### Saved data entries
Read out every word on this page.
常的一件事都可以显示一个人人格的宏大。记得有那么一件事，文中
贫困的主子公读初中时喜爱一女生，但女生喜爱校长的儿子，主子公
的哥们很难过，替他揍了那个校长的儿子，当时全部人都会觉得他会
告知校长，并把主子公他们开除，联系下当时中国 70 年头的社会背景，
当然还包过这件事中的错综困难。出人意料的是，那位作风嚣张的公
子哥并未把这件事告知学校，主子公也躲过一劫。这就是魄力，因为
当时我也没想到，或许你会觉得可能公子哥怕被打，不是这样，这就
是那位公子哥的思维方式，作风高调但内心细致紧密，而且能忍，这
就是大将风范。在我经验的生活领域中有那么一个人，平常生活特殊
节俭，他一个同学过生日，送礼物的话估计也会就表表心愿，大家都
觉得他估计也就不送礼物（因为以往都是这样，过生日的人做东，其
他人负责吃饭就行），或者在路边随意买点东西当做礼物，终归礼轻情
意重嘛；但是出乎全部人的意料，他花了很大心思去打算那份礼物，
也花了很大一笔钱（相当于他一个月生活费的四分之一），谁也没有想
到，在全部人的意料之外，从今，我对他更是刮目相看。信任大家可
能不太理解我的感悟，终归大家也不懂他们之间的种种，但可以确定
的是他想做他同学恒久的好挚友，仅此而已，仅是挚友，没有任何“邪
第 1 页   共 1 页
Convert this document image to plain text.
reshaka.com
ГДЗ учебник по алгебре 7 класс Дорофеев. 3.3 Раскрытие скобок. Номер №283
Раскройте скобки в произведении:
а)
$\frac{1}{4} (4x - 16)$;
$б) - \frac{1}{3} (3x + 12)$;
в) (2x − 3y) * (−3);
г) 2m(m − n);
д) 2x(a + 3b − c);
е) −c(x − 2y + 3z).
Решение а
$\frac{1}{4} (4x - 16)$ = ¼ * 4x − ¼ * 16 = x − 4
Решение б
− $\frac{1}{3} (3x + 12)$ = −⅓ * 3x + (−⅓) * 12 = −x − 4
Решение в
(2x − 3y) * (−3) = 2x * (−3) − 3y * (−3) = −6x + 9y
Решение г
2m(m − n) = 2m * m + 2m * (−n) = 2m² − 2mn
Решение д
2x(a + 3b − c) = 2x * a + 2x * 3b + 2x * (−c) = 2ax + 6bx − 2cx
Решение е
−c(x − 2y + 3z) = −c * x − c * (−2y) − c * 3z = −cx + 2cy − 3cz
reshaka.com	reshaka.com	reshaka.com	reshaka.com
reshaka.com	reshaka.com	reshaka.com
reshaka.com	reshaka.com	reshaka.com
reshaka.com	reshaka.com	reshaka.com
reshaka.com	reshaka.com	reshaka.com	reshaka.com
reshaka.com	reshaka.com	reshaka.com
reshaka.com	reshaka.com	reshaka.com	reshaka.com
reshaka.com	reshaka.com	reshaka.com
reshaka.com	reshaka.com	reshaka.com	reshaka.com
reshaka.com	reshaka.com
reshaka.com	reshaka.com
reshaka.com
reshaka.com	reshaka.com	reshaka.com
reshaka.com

### WHAT IS NEEDED
Look through the entries above for the word "frac". Copy every line where it shows up.

### PROBLEM SOLUTION
$\frac{1}{4} (4x - 16)$;
$б) - \frac{1}{3} (3x + 12)$;
$\frac{1}{4} (4x - 16)$ = ¼ * 4x − ¼ * 16 = x − 4
− $\frac{1}{3} (3x + 12)$ = −⅓ * 3x + (−⅓) * 12 = −x − 4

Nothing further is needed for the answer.